Exercise directions: Exactly as they appear, output all of the records. Skip any images.

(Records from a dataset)
# # #

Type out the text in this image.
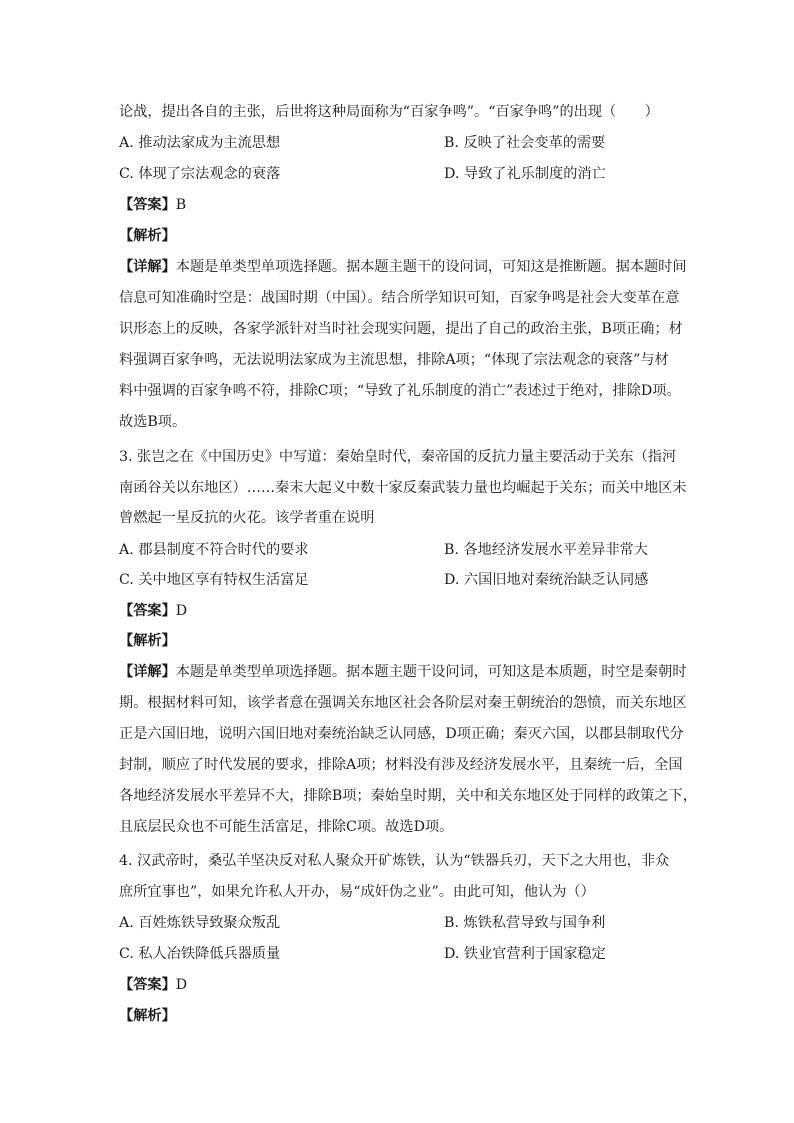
论战，提出各自的主张，后世将这种局面称为“百家争鸣”。“百家争鸣”的出现（　　）
A. 推动法家成为主流思想	B. 反映了社会变革的需要
C. 体现了宗法观念的衰落	D. 导致了礼乐制度的消亡
【答案】B
【解析】
【详解】本题是单类型单项选择题。据本题主题干的设问词，可知这是推断题。据本题时间
信息可知准确时空是：战国时期（中国）。结合所学知识可知，百家争鸣是社会大变革在意
识形态上的反映，各家学派针对当时社会现实问题，提出了自己的政治主张，B项正确；材
料强调百家争鸣，无法说明法家成为主流思想，排除A项；“体现了宗法观念的衰落”与材
料中强调的百家争鸣不符，排除C项；“导致了礼乐制度的消亡”表述过于绝对，排除D项。
故选B项。
3. 张岂之在《中国历史》中写道：秦始皇时代，秦帝国的反抗力量主要活动于关东（指河
南函谷关以东地区）……秦末大起义中数十家反秦武装力量也均崛起于关东；而关中地区未
曾燃起一星反抗的火花。该学者重在说明
A. 郡县制度不符合时代的要求	B. 各地经济发展水平差异非常大
C. 关中地区享有特权生活富足	D. 六国旧地对秦统治缺乏认同感
【答案】D
【解析】
【详解】本题是单类型单项选择题。据本题主题干设问词，可知这是本质题，时空是秦朝时
期。根据材料可知，该学者意在强调关东地区社会各阶层对秦王朝统治的怨愤，而关东地区
正是六国旧地，说明六国旧地对秦统治缺乏认同感，D项正确；秦灭六国，以郡县制取代分
封制，顺应了时代发展的要求，排除A项；材料没有涉及经济发展水平，且秦统一后，全国
各地经济发展水平差异不大，排除B项；秦始皇时期，关中和关东地区处于同样的政策之下，
且底层民众也不可能生活富足，排除C项。故选D项。
4. 汉武帝时，桑弘羊坚决反对私人聚众开矿炼铁，认为“铁器兵刃，天下之大用也，非众
庶所宜事也”，如果允许私人开办，易“成奸伪之业”。由此可知，他认为（）
A. 百姓炼铁导致聚众叛乱	B. 炼铁私营导致与国争利
C. 私人冶铁降低兵器质量	D. 铁业官营利于国家稳定
【答案】D
【解析】
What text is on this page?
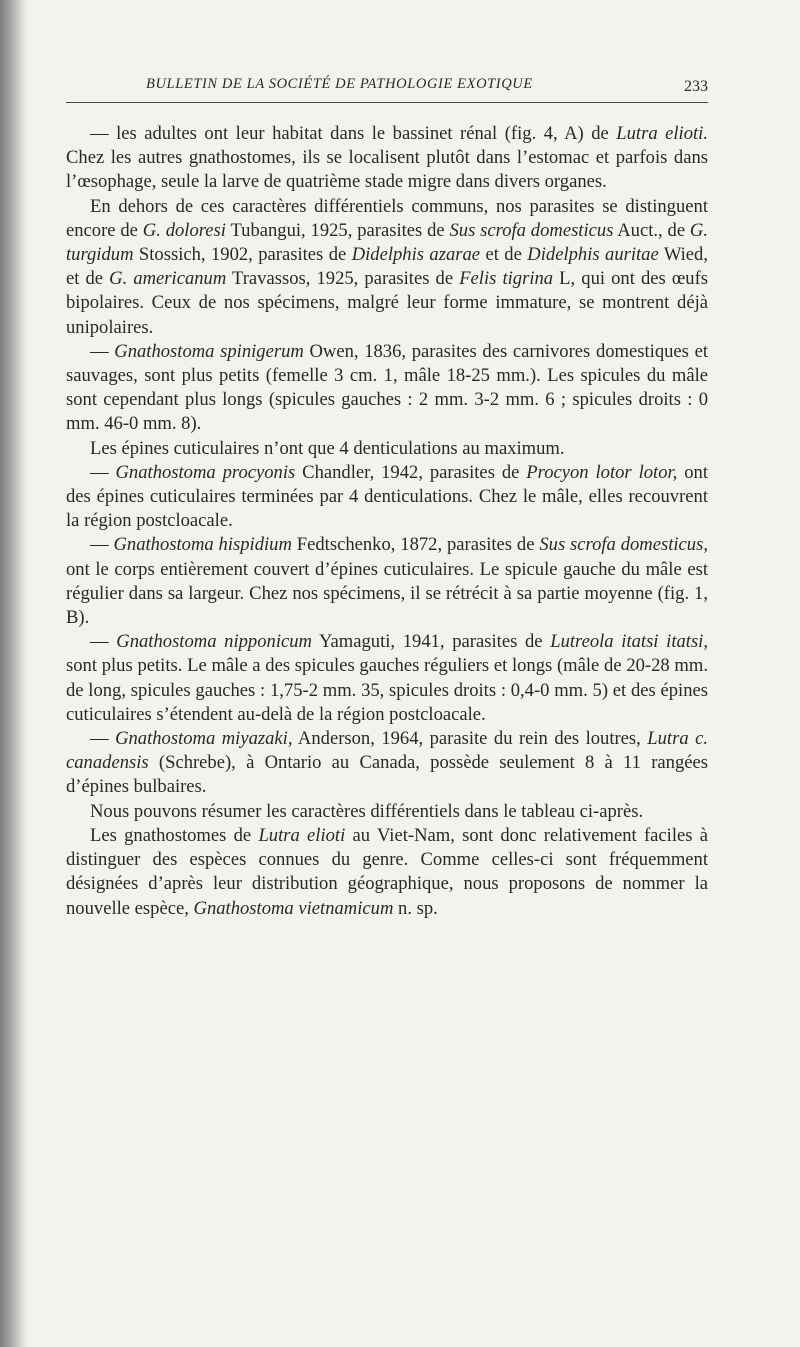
BULLETIN DE LA SOCIÉTÉ DE PATHOLOGIE EXOTIQUE	233

— les adultes ont leur habitat dans le bassinet rénal (fig. 4, A) de Lutra elioti. Chez les autres gnathostomes, ils se localisent plutôt dans l’estomac et parfois dans l’œsophage, seule la larve de quatrième stade migre dans divers organes.

En dehors de ces caractères différentiels communs, nos parasites se distinguent encore de G. doloresi Tubangui, 1925, parasites de Sus scrofa domesticus Auct., de G. turgidum Stossich, 1902, parasites de Didelphis azarae et de Didelphis auritae Wied, et de G. americanum Travassos, 1925, parasites de Felis tigrina L, qui ont des œufs bipolaires. Ceux de nos spécimens, malgré leur forme immature, se montrent déjà unipolaires.

— Gnathostoma spinigerum Owen, 1836, parasites des carnivores domestiques et sauvages, sont plus petits (femelle 3 cm. 1, mâle 18-25 mm.). Les spicules du mâle sont cependant plus longs (spicules gauches : 2 mm. 3-2 mm. 6 ; spicules droits : 0 mm. 46-0 mm. 8).

Les épines cuticulaires n’ont que 4 denticulations au maximum.

— Gnathostoma procyonis Chandler, 1942, parasites de Procyon lotor lotor, ont des épines cuticulaires terminées par 4 denticulations. Chez le mâle, elles recouvrent la région postcloacale.

— Gnathostoma hispidium Fedtschenko, 1872, parasites de Sus scrofa domesticus, ont le corps entièrement couvert d’épines cuticulaires. Le spicule gauche du mâle est régulier dans sa largeur. Chez nos spécimens, il se rétrécit à sa partie moyenne (fig. 1, B).

— Gnathostoma nipponicum Yamaguti, 1941, parasites de Lutreola itatsi itatsi, sont plus petits. Le mâle a des spicules gauches réguliers et longs (mâle de 20-28 mm. de long, spicules gauches : 1,75-2 mm. 35, spicules droits : 0,4-0 mm. 5) et des épines cuticulaires s’étendent au-delà de la région postcloacale.

— Gnathostoma miyazaki, Anderson, 1964, parasite du rein des loutres, Lutra c. canadensis (Schrebe), à Ontario au Canada, possède seulement 8 à 11 rangées d’épines bulbaires.

Nous pouvons résumer les caractères différentiels dans le tableau ci-après.

Les gnathostomes de Lutra elioti au Viet-Nam, sont donc relativement faciles à distinguer des espèces connues du genre. Comme celles-ci sont fréquemment désignées d’après leur distribution géographique, nous proposons de nommer la nouvelle espèce, Gnathostoma vietnamicum n. sp.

# # #

Exercise output:
Type out the text in this image.
论战，提出各自的主张，后世将这种局面称为“百家争鸣”。“百家争鸣”的出现（　　）
A. 推动法家成为主流思想	B. 反映了社会变革的需要
C. 体现了宗法观念的衰落	D. 导致了礼乐制度的消亡
【答案】B
【解析】
【详解】本题是单类型单项选择题。据本题主题干的设问词，可知这是推断题。据本题时间
信息可知准确时空是：战国时期（中国）。结合所学知识可知，百家争鸣是社会大变革在意
识形态上的反映，各家学派针对当时社会现实问题，提出了自己的政治主张，B项正确；材
料强调百家争鸣，无法说明法家成为主流思想，排除A项；“体现了宗法观念的衰落”与材
料中强调的百家争鸣不符，排除C项；“导致了礼乐制度的消亡”表述过于绝对，排除D项。
故选B项。
3. 张岂之在《中国历史》中写道：秦始皇时代，秦帝国的反抗力量主要活动于关东（指河
南函谷关以东地区）……秦末大起义中数十家反秦武装力量也均崛起于关东；而关中地区未
曾燃起一星反抗的火花。该学者重在说明
A. 郡县制度不符合时代的要求	B. 各地经济发展水平差异非常大
C. 关中地区享有特权生活富足	D. 六国旧地对秦统治缺乏认同感
【答案】D
【解析】
【详解】本题是单类型单项选择题。据本题主题干设问词，可知这是本质题，时空是秦朝时
期。根据材料可知，该学者意在强调关东地区社会各阶层对秦王朝统治的怨愤，而关东地区
正是六国旧地，说明六国旧地对秦统治缺乏认同感，D项正确；秦灭六国，以郡县制取代分
封制，顺应了时代发展的要求，排除A项；材料没有涉及经济发展水平，且秦统一后，全国
各地经济发展水平差异不大，排除B项；秦始皇时期，关中和关东地区处于同样的政策之下，
且底层民众也不可能生活富足，排除C项。故选D项。
4. 汉武帝时，桑弘羊坚决反对私人聚众开矿炼铁，认为“铁器兵刃，天下之大用也，非众
庶所宜事也”，如果允许私人开办，易“成奸伪之业”。由此可知，他认为（）
A. 百姓炼铁导致聚众叛乱	B. 炼铁私营导致与国争利
C. 私人冶铁降低兵器质量	D. 铁业官营利于国家稳定
【答案】D
【解析】
What text is on this page?
BULLETIN DE LA SOCIÉTÉ DE PATHOLOGIE EXOTIQUE	233

— les adultes ont leur habitat dans le bassinet rénal (fig. 4, A) de Lutra elioti. Chez les autres gnathostomes, ils se localisent plutôt dans l’estomac et parfois dans l’œsophage, seule la larve de quatrième stade migre dans divers organes.

En dehors de ces caractères différentiels communs, nos parasites se distinguent encore de G. doloresi Tubangui, 1925, parasites de Sus scrofa domesticus Auct., de G. turgidum Stossich, 1902, parasites de Didelphis azarae et de Didelphis auritae Wied, et de G. americanum Travassos, 1925, parasites de Felis tigrina L, qui ont des œufs bipolaires. Ceux de nos spécimens, malgré leur forme immature, se montrent déjà unipolaires.

— Gnathostoma spinigerum Owen, 1836, parasites des carnivores domestiques et sauvages, sont plus petits (femelle 3 cm. 1, mâle 18-25 mm.). Les spicules du mâle sont cependant plus longs (spicules gauches : 2 mm. 3-2 mm. 6 ; spicules droits : 0 mm. 46-0 mm. 8).

Les épines cuticulaires n’ont que 4 denticulations au maximum.

— Gnathostoma procyonis Chandler, 1942, parasites de Procyon lotor lotor, ont des épines cuticulaires terminées par 4 denticulations. Chez le mâle, elles recouvrent la région postcloacale.

— Gnathostoma hispidium Fedtschenko, 1872, parasites de Sus scrofa domesticus, ont le corps entièrement couvert d’épines cuticulaires. Le spicule gauche du mâle est régulier dans sa largeur. Chez nos spécimens, il se rétrécit à sa partie moyenne (fig. 1, B).

— Gnathostoma nipponicum Yamaguti, 1941, parasites de Lutreola itatsi itatsi, sont plus petits. Le mâle a des spicules gauches réguliers et longs (mâle de 20-28 mm. de long, spicules gauches : 1,75-2 mm. 35, spicules droits : 0,4-0 mm. 5) et des épines cuticulaires s’étendent au-delà de la région postcloacale.

— Gnathostoma miyazaki, Anderson, 1964, parasite du rein des loutres, Lutra c. canadensis (Schrebe), à Ontario au Canada, possède seulement 8 à 11 rangées d’épines bulbaires.

Nous pouvons résumer les caractères différentiels dans le tableau ci-après.

Les gnathostomes de Lutra elioti au Viet-Nam, sont donc relativement faciles à distinguer des espèces connues du genre. Comme celles-ci sont fréquemment désignées d’après leur distribution géographique, nous proposons de nommer la nouvelle espèce, Gnathostoma vietnamicum n. sp.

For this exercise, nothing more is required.